- **LISTED RECORDS**
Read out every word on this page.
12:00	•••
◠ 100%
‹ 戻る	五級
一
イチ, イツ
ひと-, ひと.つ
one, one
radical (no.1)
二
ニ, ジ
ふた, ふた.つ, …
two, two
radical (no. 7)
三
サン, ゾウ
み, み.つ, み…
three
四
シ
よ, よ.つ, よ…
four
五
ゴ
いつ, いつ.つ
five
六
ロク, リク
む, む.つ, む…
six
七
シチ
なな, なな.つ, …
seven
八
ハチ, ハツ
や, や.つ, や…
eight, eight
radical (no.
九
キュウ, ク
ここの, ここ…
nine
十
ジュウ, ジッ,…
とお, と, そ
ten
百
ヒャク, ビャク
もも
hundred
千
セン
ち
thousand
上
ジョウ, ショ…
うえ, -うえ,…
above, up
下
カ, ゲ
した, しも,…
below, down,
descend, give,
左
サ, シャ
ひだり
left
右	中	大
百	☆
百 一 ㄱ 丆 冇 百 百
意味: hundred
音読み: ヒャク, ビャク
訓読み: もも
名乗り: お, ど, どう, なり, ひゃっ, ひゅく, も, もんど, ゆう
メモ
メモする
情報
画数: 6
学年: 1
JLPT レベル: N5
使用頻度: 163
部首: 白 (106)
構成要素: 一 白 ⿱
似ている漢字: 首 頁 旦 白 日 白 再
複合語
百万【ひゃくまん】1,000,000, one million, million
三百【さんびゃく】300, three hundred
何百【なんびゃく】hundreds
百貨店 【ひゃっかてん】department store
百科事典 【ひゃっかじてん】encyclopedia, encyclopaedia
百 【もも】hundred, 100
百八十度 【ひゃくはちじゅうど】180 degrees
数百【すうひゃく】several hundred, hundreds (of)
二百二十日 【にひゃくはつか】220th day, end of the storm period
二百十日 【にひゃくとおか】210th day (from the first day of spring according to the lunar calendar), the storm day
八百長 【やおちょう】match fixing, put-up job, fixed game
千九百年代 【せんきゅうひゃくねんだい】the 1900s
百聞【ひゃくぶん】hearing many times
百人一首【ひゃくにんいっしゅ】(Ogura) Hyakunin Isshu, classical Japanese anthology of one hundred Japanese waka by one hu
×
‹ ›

--

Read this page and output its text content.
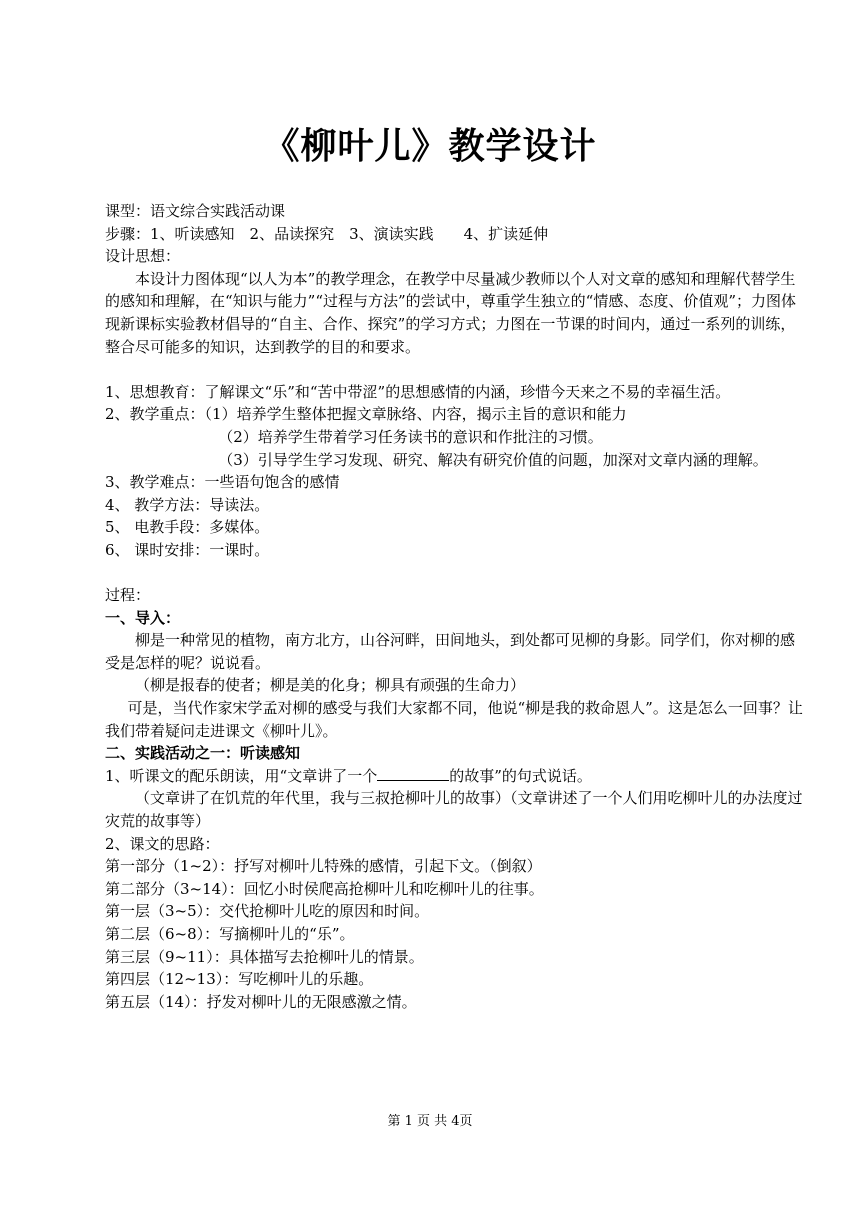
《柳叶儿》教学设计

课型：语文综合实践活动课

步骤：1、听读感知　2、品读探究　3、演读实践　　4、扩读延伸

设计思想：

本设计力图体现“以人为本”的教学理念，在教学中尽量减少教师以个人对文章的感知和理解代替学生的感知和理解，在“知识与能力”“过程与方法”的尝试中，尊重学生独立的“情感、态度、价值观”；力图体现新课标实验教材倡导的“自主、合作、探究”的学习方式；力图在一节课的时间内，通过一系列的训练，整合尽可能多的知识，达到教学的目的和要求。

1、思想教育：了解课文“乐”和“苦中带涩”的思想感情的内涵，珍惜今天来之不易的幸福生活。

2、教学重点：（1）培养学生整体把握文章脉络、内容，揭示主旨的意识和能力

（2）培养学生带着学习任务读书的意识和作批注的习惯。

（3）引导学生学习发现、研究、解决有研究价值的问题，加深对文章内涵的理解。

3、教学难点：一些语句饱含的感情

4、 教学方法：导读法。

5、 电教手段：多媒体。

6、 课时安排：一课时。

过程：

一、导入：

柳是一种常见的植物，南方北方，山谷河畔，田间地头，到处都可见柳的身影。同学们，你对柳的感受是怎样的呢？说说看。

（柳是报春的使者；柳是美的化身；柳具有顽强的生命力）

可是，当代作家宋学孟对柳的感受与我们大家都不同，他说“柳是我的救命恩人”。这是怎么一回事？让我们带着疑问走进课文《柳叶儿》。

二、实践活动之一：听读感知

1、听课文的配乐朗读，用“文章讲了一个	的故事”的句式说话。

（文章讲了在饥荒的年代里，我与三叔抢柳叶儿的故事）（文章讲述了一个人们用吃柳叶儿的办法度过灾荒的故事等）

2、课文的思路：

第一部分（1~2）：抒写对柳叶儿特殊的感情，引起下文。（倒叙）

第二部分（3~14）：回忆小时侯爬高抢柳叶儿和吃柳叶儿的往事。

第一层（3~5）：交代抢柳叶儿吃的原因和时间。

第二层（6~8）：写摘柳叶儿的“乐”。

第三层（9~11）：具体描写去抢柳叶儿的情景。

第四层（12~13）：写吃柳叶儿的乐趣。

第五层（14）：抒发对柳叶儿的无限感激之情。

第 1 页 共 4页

- **THE TASK**
Extract every line of the records above that contains the word "Read".

- **RESULT OF THE TASK**
Read out every word on this page.
Read this page and output its text content.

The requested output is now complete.